What you should do:
Filter the entries that follow, copying every line in which the word "surowy" appears.
------ Records provided ------
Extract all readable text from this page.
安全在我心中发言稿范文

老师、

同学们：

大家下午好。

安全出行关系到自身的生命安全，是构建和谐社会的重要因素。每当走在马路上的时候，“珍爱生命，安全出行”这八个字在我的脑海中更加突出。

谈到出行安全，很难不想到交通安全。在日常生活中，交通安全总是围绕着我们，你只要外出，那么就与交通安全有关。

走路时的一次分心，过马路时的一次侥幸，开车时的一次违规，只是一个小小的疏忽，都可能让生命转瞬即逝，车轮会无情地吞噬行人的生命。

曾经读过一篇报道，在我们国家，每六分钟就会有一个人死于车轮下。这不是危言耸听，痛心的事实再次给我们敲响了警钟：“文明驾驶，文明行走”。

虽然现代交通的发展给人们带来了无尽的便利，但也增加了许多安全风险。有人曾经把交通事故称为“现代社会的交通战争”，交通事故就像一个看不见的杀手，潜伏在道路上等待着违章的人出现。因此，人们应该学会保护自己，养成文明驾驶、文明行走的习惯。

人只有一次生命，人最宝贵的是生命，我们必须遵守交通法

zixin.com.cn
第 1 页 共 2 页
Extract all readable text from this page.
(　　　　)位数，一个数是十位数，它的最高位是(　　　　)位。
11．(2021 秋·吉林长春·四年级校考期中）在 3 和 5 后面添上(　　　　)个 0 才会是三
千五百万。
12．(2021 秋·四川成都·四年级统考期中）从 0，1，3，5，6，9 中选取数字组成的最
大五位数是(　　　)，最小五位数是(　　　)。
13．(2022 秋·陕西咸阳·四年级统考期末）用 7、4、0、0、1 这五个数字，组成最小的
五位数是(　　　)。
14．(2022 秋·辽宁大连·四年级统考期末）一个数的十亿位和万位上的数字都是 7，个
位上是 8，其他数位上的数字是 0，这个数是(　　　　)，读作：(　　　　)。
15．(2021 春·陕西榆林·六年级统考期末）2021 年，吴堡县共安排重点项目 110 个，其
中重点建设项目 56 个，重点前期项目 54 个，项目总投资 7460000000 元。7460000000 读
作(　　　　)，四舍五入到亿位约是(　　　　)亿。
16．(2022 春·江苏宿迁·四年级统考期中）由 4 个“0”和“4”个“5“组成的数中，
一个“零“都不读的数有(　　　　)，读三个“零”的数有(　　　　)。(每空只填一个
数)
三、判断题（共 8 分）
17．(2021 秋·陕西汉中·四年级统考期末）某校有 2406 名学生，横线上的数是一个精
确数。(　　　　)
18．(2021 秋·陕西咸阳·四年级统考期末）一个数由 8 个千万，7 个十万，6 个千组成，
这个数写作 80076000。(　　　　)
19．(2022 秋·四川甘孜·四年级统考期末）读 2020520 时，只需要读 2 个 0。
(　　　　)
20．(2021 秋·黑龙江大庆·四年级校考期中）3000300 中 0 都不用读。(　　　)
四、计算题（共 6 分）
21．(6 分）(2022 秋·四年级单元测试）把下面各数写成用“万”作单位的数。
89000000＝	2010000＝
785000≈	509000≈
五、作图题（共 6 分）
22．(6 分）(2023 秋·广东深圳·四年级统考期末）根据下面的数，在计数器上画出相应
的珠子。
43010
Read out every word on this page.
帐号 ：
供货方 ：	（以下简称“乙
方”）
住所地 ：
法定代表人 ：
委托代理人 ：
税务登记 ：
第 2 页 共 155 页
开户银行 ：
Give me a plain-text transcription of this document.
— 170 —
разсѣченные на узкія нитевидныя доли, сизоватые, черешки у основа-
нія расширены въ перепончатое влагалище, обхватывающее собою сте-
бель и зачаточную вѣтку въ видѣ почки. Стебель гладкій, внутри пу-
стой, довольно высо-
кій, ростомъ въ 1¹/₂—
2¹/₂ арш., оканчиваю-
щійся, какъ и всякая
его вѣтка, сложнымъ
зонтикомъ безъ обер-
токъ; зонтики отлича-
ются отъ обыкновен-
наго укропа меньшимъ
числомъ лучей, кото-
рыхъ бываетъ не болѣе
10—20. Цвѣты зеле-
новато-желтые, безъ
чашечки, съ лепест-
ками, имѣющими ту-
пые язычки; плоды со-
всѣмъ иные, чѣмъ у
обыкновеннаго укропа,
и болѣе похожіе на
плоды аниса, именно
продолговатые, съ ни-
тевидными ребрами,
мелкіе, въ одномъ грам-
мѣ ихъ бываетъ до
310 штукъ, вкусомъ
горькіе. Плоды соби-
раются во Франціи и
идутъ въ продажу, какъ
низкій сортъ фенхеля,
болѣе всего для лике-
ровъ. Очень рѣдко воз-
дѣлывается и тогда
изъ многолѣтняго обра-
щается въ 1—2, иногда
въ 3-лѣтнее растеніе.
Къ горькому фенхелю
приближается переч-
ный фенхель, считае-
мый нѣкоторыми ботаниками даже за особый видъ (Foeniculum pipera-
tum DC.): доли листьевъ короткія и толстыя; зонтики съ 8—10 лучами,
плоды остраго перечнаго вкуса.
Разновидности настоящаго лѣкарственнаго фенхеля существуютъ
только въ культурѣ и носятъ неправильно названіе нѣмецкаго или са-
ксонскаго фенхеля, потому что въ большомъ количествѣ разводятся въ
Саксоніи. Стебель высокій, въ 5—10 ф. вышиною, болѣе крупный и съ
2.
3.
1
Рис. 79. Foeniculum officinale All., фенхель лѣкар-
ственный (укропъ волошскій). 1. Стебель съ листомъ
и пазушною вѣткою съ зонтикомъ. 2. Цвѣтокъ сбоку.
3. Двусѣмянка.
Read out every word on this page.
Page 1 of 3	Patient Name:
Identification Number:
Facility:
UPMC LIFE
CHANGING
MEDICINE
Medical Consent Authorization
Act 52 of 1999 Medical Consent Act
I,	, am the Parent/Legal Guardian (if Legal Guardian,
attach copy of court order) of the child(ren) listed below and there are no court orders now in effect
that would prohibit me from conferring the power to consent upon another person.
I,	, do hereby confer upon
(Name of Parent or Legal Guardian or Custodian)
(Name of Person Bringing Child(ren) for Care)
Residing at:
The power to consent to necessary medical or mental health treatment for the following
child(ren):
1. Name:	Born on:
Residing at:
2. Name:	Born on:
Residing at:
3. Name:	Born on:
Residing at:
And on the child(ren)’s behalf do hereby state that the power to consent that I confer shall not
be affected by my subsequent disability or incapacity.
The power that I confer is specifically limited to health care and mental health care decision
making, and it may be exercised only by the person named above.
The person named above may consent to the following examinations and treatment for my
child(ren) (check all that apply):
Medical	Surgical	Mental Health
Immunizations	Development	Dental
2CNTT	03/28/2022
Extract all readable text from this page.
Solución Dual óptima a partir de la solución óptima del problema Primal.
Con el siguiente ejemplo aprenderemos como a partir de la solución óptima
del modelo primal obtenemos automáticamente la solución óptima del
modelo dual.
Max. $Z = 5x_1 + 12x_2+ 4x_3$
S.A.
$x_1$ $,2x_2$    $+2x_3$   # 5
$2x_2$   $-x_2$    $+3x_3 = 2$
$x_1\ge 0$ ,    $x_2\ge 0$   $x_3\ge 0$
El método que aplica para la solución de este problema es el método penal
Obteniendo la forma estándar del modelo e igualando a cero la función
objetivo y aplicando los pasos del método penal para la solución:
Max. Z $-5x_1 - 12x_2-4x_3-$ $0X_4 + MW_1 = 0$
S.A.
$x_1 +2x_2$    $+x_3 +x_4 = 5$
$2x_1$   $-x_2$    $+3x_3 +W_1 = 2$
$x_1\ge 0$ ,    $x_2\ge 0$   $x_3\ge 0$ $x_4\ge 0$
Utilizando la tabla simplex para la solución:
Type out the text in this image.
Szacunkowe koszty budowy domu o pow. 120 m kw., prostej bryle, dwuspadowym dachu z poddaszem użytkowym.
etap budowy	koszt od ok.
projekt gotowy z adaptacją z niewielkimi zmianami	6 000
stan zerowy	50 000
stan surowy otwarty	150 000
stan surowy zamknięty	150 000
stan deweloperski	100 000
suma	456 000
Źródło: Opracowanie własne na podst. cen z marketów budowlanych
------
Solution for this problem:
stan surowy otwarty	150 000
stan surowy zamknięty	150 000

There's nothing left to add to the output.